I was grepping for a particular process say 'Sync' in my process listing
$ ps -ef | grep Sync
testuser 26057 1 0 06:21 ? 00:00:00 /opt/nms/ety_master Sync -c 10
testuser 26066 1 0 06:21 ? 00:00:00 /opt/nms/ety_master Sync -c 14
testuser 26067 1 0 06:21 ? 00:00:00 /opt/nms/ety_master Sync -c 22
testuser 26266 23299 0 06:21 pts/3 00:00:00 grep Sync
The 'grep' from the above listing can be removed by using a regular expression:
$ ps -ef | grep [S]ync
testuser 26057 1 0 06:21 ? 00:00:00 /opt/nms/ety_master Sync -c 10
testuser 26066 1 0 06:21 ? 00:00:00 /opt/nms/ety_master Sync -c 14
testuser 26067 1 0 06:21 ? 00:00:00 /opt/nms/ety_master Sync -c 22
I wrote a one liner which basically extracts the PIDs from the above output and then kill them.
$ kill -9 $(ps -ef | awk '/[S]ync/ {print $2}')

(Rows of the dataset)
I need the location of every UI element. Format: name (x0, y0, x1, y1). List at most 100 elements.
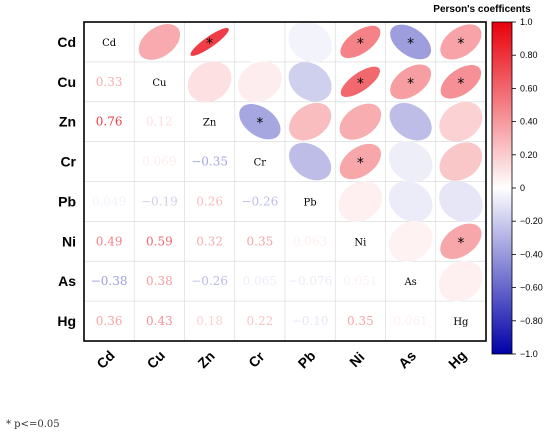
column-label: Ni (346, 349, 367, 370)
coefficient-label: 0.051 (343, 274, 377, 288)
colorbar-tick-label: 0.20 (520, 150, 538, 160)
colorbar-tick-label: 0 (520, 183, 525, 193)
column-label: Cd (93, 347, 118, 372)
coefficient-label: 0.12 (146, 115, 173, 129)
correlation-ellipse (440, 65, 482, 99)
coefficient-label: −0.26 (191, 274, 228, 288)
coefficient-label: −0.19 (141, 194, 178, 208)
diagonal-label: Cr (254, 158, 267, 169)
coefficient-label: 0.063 (293, 234, 327, 248)
row-label: Ni (62, 233, 76, 249)
coefficient-label: 0.065 (243, 274, 277, 288)
column-label: Hg (445, 347, 470, 372)
significance-star: * (357, 156, 364, 172)
matrix-grid (84, 22, 486, 341)
correlation-ellipse (439, 101, 483, 142)
correlation-ellipse (138, 24, 181, 60)
colorbar (491, 21, 513, 355)
diagonal-label: Ni (354, 237, 366, 248)
colorbar-tick-label: −0.40 (520, 249, 543, 259)
coefficient-label: 0.38 (146, 274, 173, 288)
diagonal-label: Hg (453, 317, 469, 328)
correlation-ellipse (289, 142, 332, 181)
correlation-ellipse (388, 181, 433, 222)
coefficient-label: 0.76 (96, 115, 123, 129)
correlation-ellipse (439, 142, 483, 181)
correlation-ellipse (390, 64, 432, 100)
row-label: As (58, 273, 76, 289)
correlation-ellipse (190, 27, 229, 56)
correlation-ellipse (388, 141, 433, 182)
matrix-border (83, 21, 487, 342)
row-label: Cd (57, 34, 76, 50)
colorbar-tick-label: 0.60 (520, 83, 538, 93)
column-label: Pb (295, 347, 319, 371)
row-labels: Cd Cu Zn Cr Pb Ni As Hg (57, 34, 76, 329)
diagonal-label: Zn (203, 118, 217, 129)
colorbar-tick-label: −0.60 (520, 283, 543, 293)
colorbar-title: Person's coefficents (433, 4, 531, 15)
coefficient-label: 0.49 (96, 234, 123, 248)
coefficient-label: −0.35 (191, 155, 228, 169)
coefficient-label: 0.049 (92, 194, 126, 208)
significance-star: * (256, 116, 263, 132)
column-label: As (395, 347, 419, 371)
correlation-ellipse (440, 24, 482, 60)
correlation-ellipse (339, 143, 382, 180)
significance-star: * (357, 76, 364, 92)
correlation-ellipse (439, 260, 483, 302)
colorbar-tick-label: −0.20 (520, 216, 543, 226)
row-label: Hg (57, 313, 76, 329)
coefficient-label: 0.069 (142, 155, 176, 169)
diagonal-label: As (403, 277, 416, 288)
column-label: Zn (194, 348, 217, 371)
coefficient-label: 0.36 (96, 314, 123, 328)
coefficient-label: 0.22 (247, 314, 274, 328)
colorbar-tick-label: −0.80 (520, 316, 543, 326)
diagonal-label: Cd (102, 38, 117, 49)
significance-star: * (407, 36, 414, 52)
coefficient-label: 0.33 (96, 75, 123, 89)
column-labels: Cd Cu Zn Cr Pb Ni As Hg (93, 347, 469, 372)
correlation-ellipse (288, 21, 332, 63)
matrix-cells: Cd * * * * 0.33 Cu * * * 0.76 0.12 Zn * 0.069 −0.35 Cr * 0… (91, 21, 483, 328)
correlation-ellipse (289, 102, 332, 141)
significance-star: * (206, 36, 213, 52)
correlation-ellipse (340, 25, 381, 59)
correlation-ellipse (440, 223, 482, 259)
correlation-ellipse (439, 181, 483, 222)
coefficient-label: −0.10 (292, 314, 329, 328)
correlation-ellipse (338, 181, 383, 222)
colorbar-tick-label: 1.0 (520, 17, 533, 27)
coefficient-label: 0.35 (247, 234, 274, 248)
coefficient-label: 0.18 (196, 314, 223, 328)
correlation-ellipse (239, 104, 281, 140)
row-label: Cr (60, 154, 76, 170)
correlation-ellipse (288, 62, 332, 102)
correlation-ellipse (339, 103, 382, 140)
footnote: * p<=0.05 (6, 419, 60, 430)
coefficient-label: −0.26 (241, 194, 278, 208)
coefficient-label: 0.43 (146, 314, 173, 328)
row-label: Pb (58, 193, 76, 209)
coefficient-label: 0.59 (146, 234, 173, 248)
significance-star: * (407, 76, 414, 92)
row-label: Zn (59, 114, 76, 130)
coefficient-label: 0.32 (196, 234, 223, 248)
correlation-ellipse (238, 61, 282, 103)
significance-star: * (357, 36, 364, 52)
correlation-ellipse (390, 24, 432, 60)
correlation-ellipse (388, 220, 433, 262)
diagonal-label: Pb (304, 197, 317, 208)
colorbar-tick-label: 0.80 (520, 50, 538, 60)
row-label: Cu (57, 74, 76, 90)
colorbar-tick-label: −1.0 (520, 349, 538, 359)
correlation-ellipse (389, 102, 432, 141)
coefficient-label: 0.26 (196, 194, 223, 208)
coefficient-label: 0.35 (347, 314, 374, 328)
colorbar-tick-label: 0.40 (520, 117, 538, 127)
correlation-ellipse (340, 66, 381, 97)
column-label: Cr (245, 348, 268, 371)
correlation-ellipse (238, 21, 282, 63)
column-label: Cu (144, 347, 169, 372)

Exercise instructions
1. Repeat the passage on killing processes by name, starting with "I was grepping" and going on through "then kill them.".
2. Carry the passage on killing processes by name forward from its last line.
The data has no connection to the passage on killing processes by name.

Task responses
1.
I was grepping for a particular process say 'Sync' in my process listing
$ ps -ef | grep Sync
testuser 26057 1 0 06:21 ? 00:00:00 /opt/nms/ety_master Sync -c 10
testuser 26066 1 0 06:21 ? 00:00:00 /opt/nms/ety_master Sync -c 14
testuser 26067 1 0 06:21 ? 00:00:00 /opt/nms/ety_master Sync -c 22
testuser 26266 23299 0 06:21 pts/3 00:00:00 grep Sync
The 'grep' from the above listing can be removed by using a regular expression:
$ ps -ef | grep [S]ync
testuser 26057 1 0 06:21 ? 00:00:00 /opt/nms/ety_master Sync -c 10
testuser 26066 1 0 06:21 ? 00:00:00 /opt/nms/ety_master Sync -c 14
testuser 26067 1 0 06:21 ? 00:00:00 /opt/nms/ety_master Sync -c 22
I wrote a one liner which basically extracts the PIDs from the above output and then kill them.

2.
ps -ef | grep [S]ync
is same as
ps -ef | awk '/[S]ync/'
Now if there is no 'Sync' process running , the above command is going to throw a message like this:
kill: usage: kill [-s sigspec | -n signum | -sigspec] pid | jobspec ... or kill -l [sigspec]
To handle this, here is the solution:
$ ps -ef | awk '/[S]ync/ {print $2}' | xargs -r kill -9
From XARGS(1) man page:
--no-run-if-empty, -r
If the standard input does not contain any nonblanks, do not run the command.
Normally, the command is run once even if there is no input. This option is a GNU extension.
4 comments:
How about using pgrep/pkill?
Sanity check: ps -fP $(pgrep -f Sync)
Kill them: pkill -9 -f Sync
@James, thanks a lot. Ya, as you mentioned pgrep and 'pkill -f' can be used as a replacement of this.
The problem I was facing in pkill was that my actual process was 'ety_master' and 'Sync' was a parameter to it. So 'pkill Sync' was not killing these processes. Also I cant issue pkill ety_master as there were other ety_master processes with other parameters. But from your comment I came to know about -f switch and is really helpful. Thanks again.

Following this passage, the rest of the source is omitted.